STORED RECORDS ::
<<<<

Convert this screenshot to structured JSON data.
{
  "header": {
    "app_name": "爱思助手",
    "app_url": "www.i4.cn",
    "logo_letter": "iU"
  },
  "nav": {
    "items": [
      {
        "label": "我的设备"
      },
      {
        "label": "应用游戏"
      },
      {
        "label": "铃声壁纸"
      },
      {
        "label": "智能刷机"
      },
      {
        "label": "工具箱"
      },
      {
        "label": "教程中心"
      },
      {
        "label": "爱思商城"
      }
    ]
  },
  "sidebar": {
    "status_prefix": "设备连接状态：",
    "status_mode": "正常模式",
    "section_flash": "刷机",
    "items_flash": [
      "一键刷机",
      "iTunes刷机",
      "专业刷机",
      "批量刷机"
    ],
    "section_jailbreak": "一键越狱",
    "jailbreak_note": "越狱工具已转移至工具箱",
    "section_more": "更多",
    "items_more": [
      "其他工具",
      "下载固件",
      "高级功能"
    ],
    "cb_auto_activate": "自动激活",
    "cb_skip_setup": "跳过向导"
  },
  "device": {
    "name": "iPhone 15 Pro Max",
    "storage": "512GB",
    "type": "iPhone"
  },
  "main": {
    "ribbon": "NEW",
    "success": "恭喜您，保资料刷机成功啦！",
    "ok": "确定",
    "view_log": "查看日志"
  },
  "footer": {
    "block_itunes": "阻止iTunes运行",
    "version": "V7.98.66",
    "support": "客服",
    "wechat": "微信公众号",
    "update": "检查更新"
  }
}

>>>>

Take every line from the data that contains the word "label".

ANSWER FOR THIS EXERCISE ::
        "label": "我的设备"
        "label": "应用游戏"
        "label": "铃声壁纸"
        "label": "智能刷机"
        "label": "工具箱"
        "label": "教程中心"
        "label": "爱思商城"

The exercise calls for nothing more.